MATERIAL SHOWN:

* * *

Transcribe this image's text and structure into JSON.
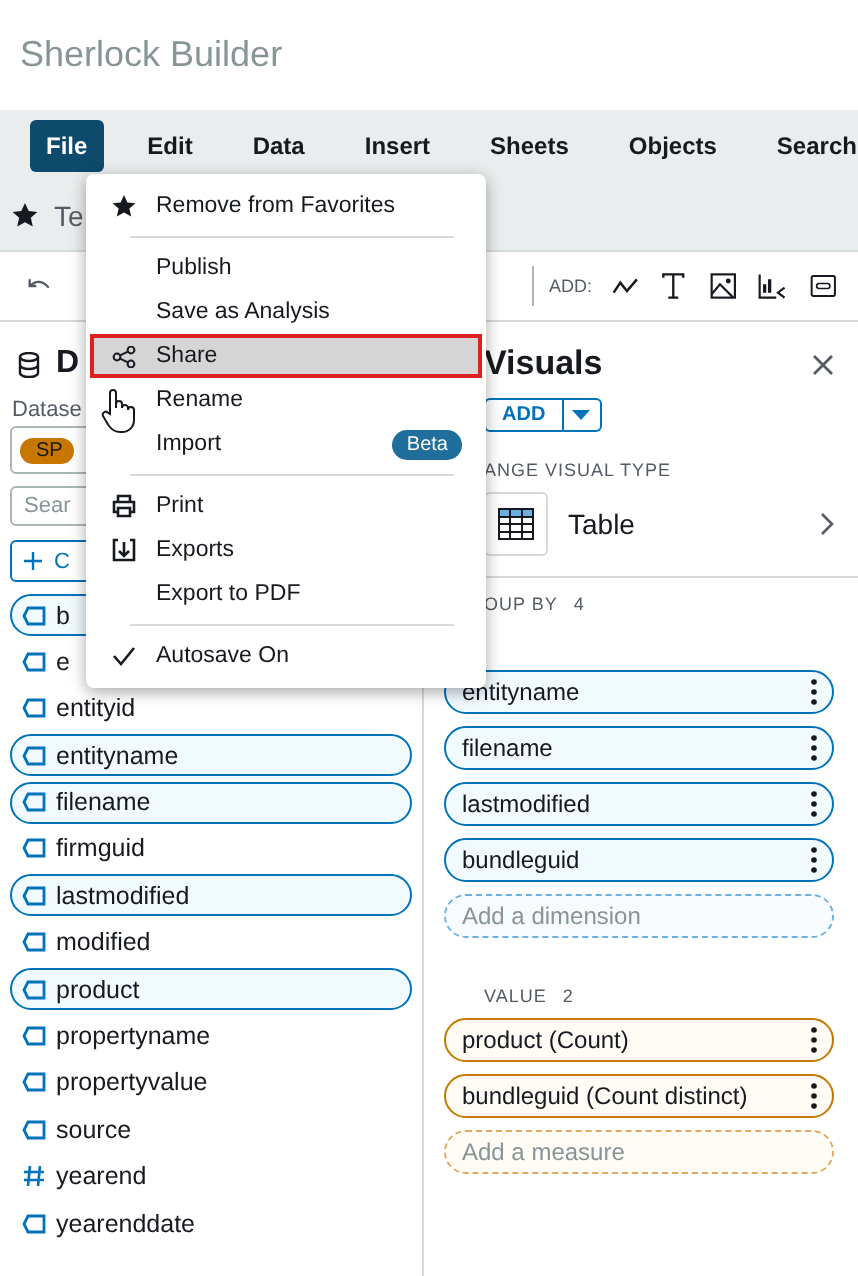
{
  "app_title": "Sherlock Builder",
  "menu_bar": [
    {
      "label": "File",
      "selected": true
    },
    {
      "label": "Edit",
      "selected": false
    },
    {
      "label": "Data",
      "selected": false
    },
    {
      "label": "Insert",
      "selected": false
    },
    {
      "label": "Sheets",
      "selected": false
    },
    {
      "label": "Objects",
      "selected": false
    },
    {
      "label": "Search",
      "selected": false
    }
  ],
  "tab": {
    "label": "Te"
  },
  "toolbar": {
    "add_label": "ADD:"
  },
  "data_panel": {
    "title": "D",
    "dataset_label": "Datase",
    "dataset_chip": "SP",
    "search": {
      "placeholder": "Sear"
    },
    "create_button": "C",
    "fields": [
      {
        "name": "b",
        "kind": "text",
        "selected": true
      },
      {
        "name": "e",
        "kind": "text",
        "selected": false
      },
      {
        "name": "entityid",
        "kind": "text",
        "selected": false
      },
      {
        "name": "entityname",
        "kind": "text",
        "selected": true
      },
      {
        "name": "filename",
        "kind": "text",
        "selected": true
      },
      {
        "name": "firmguid",
        "kind": "text",
        "selected": false
      },
      {
        "name": "lastmodified",
        "kind": "text",
        "selected": true
      },
      {
        "name": "modified",
        "kind": "text",
        "selected": false
      },
      {
        "name": "product",
        "kind": "text",
        "selected": true
      },
      {
        "name": "propertyname",
        "kind": "text",
        "selected": false
      },
      {
        "name": "propertyvalue",
        "kind": "text",
        "selected": false
      },
      {
        "name": "source",
        "kind": "text",
        "selected": false
      },
      {
        "name": "yearend",
        "kind": "number",
        "selected": false
      },
      {
        "name": "yearenddate",
        "kind": "text",
        "selected": false
      }
    ]
  },
  "file_menu": {
    "items": [
      {
        "kind": "favorite",
        "label": "Remove from Favorites",
        "selected": false
      },
      {
        "kind": "divider"
      },
      {
        "kind": "plain",
        "label": "Publish",
        "selected": false
      },
      {
        "kind": "plain",
        "label": "Save as Analysis",
        "selected": false
      },
      {
        "kind": "share",
        "label": "Share",
        "selected": true
      },
      {
        "kind": "plain",
        "label": "Rename",
        "selected": false
      },
      {
        "kind": "plain",
        "label": "Import",
        "badge": "Beta",
        "selected": false
      },
      {
        "kind": "divider"
      },
      {
        "kind": "print",
        "label": "Print",
        "selected": false
      },
      {
        "kind": "export",
        "label": "Exports",
        "selected": false
      },
      {
        "kind": "plain",
        "label": "Export to PDF",
        "selected": false
      },
      {
        "kind": "divider"
      },
      {
        "kind": "toggle",
        "label": "Autosave On",
        "checked": true,
        "selected": false
      }
    ]
  },
  "visuals_panel": {
    "title": "Visuals",
    "add_button": "ADD",
    "visual_type_label": "ANGE VISUAL TYPE",
    "visual_type": "Table",
    "wells": [
      {
        "kind": "dimension",
        "label": "OUP BY",
        "count": "4",
        "fields": [
          "entityname",
          "filename",
          "lastmodified",
          "bundleguid"
        ],
        "placeholder": "Add a dimension"
      },
      {
        "kind": "measure",
        "label": "VALUE",
        "count": "2",
        "fields": [
          "product (Count)",
          "bundleguid (Count distinct)"
        ],
        "placeholder": "Add a measure"
      }
    ]
  }
}
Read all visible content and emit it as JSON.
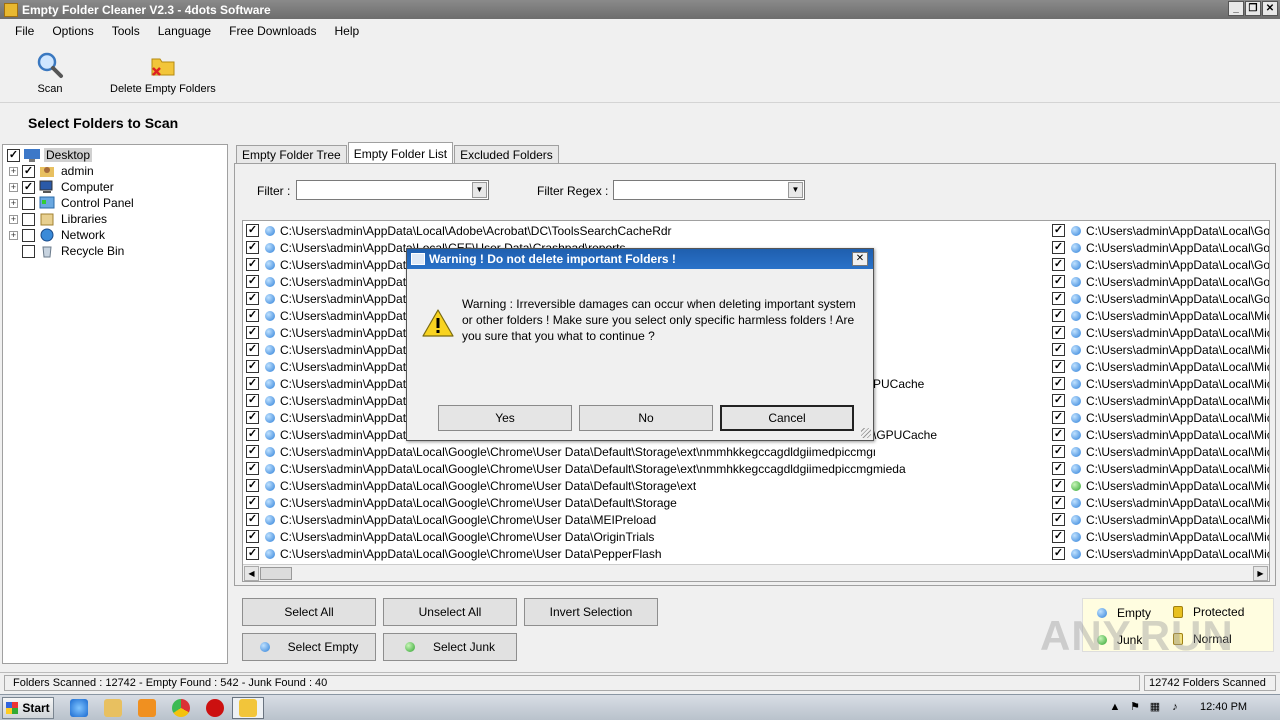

* * *

JOB:
Count each line with "JSON" in it and report that figure by itself.

RESULT OF THIS TASK:
2